(TASK TO CARRY OUT) Filter the data for "after" and copy matching lines.

>>>>>

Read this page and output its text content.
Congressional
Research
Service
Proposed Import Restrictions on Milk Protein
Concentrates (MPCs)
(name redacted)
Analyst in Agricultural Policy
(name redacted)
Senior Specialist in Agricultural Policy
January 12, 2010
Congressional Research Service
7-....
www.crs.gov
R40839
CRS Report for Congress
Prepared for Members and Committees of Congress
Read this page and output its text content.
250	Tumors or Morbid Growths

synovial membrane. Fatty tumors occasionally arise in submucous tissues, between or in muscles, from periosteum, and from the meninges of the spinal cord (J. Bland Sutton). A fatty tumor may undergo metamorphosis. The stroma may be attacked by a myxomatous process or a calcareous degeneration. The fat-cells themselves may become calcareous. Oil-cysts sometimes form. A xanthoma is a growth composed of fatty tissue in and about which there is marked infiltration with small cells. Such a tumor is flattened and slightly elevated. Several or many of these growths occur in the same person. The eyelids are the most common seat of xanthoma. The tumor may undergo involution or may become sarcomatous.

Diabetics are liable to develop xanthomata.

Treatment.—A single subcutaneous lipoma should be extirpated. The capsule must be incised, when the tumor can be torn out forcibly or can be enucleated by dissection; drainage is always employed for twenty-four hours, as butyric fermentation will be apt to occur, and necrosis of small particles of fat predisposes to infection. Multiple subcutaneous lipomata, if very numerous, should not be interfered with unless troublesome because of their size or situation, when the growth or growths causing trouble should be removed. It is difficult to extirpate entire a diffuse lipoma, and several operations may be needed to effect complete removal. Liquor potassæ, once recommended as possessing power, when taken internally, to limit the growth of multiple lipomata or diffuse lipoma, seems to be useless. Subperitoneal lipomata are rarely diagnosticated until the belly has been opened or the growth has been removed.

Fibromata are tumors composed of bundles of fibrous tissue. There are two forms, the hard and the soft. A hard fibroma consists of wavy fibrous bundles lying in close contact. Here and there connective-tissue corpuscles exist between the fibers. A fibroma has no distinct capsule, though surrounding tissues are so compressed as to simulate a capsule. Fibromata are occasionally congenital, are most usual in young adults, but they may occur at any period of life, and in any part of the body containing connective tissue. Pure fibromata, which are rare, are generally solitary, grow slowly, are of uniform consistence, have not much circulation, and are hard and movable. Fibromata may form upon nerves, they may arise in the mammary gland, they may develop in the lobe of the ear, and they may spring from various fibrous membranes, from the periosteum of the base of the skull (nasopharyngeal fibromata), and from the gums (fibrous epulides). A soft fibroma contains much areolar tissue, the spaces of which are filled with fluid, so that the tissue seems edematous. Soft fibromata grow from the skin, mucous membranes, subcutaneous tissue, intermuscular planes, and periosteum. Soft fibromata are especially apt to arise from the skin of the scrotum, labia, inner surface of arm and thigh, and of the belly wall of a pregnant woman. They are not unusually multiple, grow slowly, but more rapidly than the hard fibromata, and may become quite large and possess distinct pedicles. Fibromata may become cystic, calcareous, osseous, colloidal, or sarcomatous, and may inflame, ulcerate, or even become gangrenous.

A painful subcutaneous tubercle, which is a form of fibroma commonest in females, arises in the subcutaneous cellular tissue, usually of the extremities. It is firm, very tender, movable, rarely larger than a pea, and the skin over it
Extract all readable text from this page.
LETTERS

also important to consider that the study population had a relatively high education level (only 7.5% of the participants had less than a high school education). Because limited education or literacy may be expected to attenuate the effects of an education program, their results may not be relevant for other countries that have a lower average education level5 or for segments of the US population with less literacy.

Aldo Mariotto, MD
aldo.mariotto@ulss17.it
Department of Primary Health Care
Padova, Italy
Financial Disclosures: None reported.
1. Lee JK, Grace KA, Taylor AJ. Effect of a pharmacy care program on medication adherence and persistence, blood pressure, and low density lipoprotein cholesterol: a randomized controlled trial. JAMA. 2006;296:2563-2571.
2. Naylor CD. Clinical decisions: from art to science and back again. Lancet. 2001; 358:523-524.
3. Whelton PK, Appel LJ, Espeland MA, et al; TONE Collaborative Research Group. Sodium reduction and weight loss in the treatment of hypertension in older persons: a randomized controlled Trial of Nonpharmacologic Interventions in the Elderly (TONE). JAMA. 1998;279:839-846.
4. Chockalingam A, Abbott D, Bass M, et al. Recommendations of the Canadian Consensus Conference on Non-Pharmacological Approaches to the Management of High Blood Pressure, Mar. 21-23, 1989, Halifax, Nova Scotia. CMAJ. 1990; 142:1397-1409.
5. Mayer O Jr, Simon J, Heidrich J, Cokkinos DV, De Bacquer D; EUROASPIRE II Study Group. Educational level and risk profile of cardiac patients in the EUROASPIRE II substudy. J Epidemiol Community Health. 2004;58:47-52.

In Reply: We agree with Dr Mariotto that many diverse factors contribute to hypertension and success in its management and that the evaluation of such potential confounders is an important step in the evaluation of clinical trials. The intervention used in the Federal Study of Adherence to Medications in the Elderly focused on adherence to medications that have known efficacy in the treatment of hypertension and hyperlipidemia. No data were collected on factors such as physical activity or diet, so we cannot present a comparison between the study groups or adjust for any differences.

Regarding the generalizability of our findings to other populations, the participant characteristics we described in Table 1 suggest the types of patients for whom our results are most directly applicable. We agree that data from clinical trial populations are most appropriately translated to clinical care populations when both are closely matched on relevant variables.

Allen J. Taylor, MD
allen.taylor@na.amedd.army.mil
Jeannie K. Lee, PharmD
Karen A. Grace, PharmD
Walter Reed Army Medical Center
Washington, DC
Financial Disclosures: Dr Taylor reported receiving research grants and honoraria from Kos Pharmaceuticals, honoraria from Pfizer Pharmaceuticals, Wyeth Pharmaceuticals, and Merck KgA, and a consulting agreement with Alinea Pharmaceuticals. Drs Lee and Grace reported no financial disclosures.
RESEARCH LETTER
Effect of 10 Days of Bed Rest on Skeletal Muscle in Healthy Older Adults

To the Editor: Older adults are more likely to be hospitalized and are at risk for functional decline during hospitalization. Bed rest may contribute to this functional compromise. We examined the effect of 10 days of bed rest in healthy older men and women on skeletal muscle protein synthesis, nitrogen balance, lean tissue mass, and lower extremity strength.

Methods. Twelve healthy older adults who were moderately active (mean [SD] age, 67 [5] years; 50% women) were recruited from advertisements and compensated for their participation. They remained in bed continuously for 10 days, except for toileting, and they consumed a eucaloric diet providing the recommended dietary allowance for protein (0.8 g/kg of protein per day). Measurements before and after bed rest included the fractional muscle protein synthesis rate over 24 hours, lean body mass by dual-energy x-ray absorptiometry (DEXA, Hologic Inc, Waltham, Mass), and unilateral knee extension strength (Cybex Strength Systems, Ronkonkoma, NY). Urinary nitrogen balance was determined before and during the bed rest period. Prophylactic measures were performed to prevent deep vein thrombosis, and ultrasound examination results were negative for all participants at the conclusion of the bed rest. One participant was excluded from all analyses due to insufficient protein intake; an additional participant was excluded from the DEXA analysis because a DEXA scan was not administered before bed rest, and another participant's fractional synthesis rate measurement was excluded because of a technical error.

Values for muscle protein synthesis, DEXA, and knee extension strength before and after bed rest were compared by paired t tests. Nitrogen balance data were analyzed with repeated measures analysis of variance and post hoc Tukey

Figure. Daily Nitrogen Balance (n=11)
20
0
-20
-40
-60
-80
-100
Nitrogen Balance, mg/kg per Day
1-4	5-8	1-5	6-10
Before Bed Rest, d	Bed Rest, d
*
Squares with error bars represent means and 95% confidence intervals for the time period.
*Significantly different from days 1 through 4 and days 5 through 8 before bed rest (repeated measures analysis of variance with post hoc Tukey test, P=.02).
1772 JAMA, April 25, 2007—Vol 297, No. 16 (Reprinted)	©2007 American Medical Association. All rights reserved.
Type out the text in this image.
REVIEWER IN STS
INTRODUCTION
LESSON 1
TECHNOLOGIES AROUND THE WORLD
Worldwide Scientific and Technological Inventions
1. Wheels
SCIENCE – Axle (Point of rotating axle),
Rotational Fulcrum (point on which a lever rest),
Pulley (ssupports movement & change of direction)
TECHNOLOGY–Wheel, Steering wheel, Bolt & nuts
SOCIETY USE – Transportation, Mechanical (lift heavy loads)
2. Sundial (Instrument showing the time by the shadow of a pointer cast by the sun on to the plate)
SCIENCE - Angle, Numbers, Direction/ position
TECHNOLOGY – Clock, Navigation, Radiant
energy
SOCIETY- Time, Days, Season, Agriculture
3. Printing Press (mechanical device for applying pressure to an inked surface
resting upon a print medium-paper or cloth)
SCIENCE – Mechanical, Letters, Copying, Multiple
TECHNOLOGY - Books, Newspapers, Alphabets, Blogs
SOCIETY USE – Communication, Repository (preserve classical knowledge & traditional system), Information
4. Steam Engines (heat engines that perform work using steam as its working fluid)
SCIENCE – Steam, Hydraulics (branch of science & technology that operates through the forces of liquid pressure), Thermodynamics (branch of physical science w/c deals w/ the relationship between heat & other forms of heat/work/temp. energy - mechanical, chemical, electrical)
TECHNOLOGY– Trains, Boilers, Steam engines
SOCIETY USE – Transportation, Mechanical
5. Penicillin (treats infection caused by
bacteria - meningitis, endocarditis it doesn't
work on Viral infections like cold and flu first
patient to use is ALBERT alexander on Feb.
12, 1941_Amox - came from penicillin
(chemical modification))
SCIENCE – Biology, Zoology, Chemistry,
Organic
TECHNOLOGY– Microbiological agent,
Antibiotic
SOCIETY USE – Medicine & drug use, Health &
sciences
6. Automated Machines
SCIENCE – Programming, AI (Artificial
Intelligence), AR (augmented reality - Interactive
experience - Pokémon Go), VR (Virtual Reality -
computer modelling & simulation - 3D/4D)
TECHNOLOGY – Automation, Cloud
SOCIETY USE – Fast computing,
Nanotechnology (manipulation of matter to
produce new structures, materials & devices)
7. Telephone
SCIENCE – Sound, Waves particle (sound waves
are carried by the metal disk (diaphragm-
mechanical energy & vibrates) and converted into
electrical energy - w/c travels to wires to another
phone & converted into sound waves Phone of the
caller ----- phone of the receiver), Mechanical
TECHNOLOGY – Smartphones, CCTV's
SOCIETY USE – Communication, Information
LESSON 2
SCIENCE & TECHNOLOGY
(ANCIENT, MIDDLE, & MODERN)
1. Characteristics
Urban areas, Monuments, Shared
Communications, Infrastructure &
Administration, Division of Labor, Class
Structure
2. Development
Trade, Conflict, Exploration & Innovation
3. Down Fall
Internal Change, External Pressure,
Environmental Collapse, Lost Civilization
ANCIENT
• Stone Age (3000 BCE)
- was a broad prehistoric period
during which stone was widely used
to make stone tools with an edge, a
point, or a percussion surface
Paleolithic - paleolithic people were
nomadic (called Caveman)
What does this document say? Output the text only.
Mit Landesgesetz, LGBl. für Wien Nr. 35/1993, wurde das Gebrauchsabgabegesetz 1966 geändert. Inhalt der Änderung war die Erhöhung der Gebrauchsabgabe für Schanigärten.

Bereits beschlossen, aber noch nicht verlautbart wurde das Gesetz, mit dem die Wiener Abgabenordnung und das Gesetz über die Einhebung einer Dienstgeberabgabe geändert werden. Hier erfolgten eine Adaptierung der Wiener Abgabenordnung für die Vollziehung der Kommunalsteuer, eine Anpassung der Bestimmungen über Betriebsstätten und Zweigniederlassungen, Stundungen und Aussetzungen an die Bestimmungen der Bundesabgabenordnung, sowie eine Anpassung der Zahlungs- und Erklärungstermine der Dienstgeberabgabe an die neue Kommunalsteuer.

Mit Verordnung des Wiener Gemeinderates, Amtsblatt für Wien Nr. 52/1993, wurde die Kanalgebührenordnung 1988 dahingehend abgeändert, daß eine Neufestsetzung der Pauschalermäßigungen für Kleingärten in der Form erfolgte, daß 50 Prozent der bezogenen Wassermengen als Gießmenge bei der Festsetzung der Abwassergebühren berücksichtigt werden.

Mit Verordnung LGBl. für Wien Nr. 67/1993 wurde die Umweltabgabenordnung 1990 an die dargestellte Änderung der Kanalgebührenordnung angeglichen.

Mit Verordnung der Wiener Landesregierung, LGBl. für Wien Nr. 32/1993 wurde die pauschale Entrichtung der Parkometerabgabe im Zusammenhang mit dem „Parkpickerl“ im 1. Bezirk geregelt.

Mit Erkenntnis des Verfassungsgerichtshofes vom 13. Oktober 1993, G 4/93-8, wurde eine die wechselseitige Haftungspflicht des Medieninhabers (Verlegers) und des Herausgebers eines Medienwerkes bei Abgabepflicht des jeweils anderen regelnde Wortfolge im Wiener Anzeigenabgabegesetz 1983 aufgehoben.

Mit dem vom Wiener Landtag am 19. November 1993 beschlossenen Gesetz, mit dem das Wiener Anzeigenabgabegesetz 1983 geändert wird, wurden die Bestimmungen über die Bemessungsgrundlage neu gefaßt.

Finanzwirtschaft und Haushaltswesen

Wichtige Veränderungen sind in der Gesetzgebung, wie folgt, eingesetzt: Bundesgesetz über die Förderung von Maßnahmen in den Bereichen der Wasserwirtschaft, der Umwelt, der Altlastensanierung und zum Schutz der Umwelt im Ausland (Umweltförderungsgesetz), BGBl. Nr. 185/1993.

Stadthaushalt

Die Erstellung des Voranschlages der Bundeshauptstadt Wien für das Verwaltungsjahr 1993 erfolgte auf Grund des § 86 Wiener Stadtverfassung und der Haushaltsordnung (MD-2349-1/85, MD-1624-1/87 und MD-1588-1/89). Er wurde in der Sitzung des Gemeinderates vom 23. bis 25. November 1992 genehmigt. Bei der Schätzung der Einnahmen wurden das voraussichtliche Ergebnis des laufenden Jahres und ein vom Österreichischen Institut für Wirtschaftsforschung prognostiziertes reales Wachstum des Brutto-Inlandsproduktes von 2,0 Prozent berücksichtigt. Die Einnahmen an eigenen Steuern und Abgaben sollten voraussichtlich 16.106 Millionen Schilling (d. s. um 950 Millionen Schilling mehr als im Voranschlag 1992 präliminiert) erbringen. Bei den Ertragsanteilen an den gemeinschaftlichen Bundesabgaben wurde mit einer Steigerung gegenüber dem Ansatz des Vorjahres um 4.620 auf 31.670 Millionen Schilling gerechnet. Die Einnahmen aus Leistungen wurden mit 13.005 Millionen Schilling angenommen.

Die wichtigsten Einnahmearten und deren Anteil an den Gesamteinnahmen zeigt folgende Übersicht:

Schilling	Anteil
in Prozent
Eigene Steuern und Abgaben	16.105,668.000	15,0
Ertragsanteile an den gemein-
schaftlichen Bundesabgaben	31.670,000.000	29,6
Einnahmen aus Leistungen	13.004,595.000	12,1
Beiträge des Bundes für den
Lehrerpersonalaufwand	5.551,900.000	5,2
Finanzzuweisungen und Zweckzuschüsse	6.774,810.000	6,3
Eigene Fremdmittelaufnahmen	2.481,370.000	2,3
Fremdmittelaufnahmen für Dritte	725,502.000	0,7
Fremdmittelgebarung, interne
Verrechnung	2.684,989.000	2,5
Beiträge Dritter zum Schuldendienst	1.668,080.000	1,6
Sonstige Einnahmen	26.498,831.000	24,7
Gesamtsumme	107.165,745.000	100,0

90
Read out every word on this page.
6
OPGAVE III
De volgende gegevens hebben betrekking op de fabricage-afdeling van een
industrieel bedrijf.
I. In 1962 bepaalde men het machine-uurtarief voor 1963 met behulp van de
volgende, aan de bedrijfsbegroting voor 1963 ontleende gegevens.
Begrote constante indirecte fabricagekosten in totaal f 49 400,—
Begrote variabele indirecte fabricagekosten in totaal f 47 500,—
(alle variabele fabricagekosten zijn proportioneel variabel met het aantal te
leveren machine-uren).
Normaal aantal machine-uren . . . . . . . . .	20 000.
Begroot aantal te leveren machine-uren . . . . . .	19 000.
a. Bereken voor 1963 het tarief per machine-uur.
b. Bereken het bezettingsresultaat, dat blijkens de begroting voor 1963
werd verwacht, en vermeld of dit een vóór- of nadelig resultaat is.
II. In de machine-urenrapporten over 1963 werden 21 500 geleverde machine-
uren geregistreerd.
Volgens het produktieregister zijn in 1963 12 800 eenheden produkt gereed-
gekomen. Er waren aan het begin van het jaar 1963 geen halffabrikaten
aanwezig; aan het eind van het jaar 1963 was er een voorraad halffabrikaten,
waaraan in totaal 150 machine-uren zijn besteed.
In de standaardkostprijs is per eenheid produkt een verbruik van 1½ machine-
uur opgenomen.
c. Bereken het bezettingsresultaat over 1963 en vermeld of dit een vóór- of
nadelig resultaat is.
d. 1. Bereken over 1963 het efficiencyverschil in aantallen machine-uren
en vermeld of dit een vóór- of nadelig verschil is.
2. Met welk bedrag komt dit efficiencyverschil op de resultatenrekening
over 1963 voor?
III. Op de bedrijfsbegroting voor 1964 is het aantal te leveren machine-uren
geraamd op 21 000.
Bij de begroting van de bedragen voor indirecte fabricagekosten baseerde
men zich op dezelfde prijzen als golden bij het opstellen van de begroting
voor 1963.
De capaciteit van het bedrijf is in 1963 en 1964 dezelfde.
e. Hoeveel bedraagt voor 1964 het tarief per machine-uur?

<<<<<

(EXPECTED ANSWER)
Methods. Twelve healthy older adults who were moderately active (mean [SD] age, 67 [5] years; 50% women) were recruited from advertisements and compensated for their participation. They remained in bed continuously for 10 days, except for toileting, and they consumed a eucaloric diet providing the recommended dietary allowance for protein (0.8 g/kg of protein per day). Measurements before and after bed rest included the fractional muscle protein synthesis rate over 24 hours, lean body mass by dual-energy x-ray absorptiometry (DEXA, Hologic Inc, Waltham, Mass), and unilateral knee extension strength (Cybex Strength Systems, Ronkonkoma, NY). Urinary nitrogen balance was determined before and during the bed rest period. Prophylactic measures were performed to prevent deep vein thrombosis, and ultrasound examination results were negative for all participants at the conclusion of the bed rest. One participant was excluded from all analyses due to insufficient protein intake; an additional participant was excluded from the DEXA analysis because a DEXA scan was not administered before bed rest, and another participant's fractional synthesis rate measurement was excluded because of a technical error.
Values for muscle protein synthesis, DEXA, and knee extension strength before and after bed rest were compared by paired t tests. Nitrogen balance data were analyzed with repeated measures analysis of variance and post hoc Tukey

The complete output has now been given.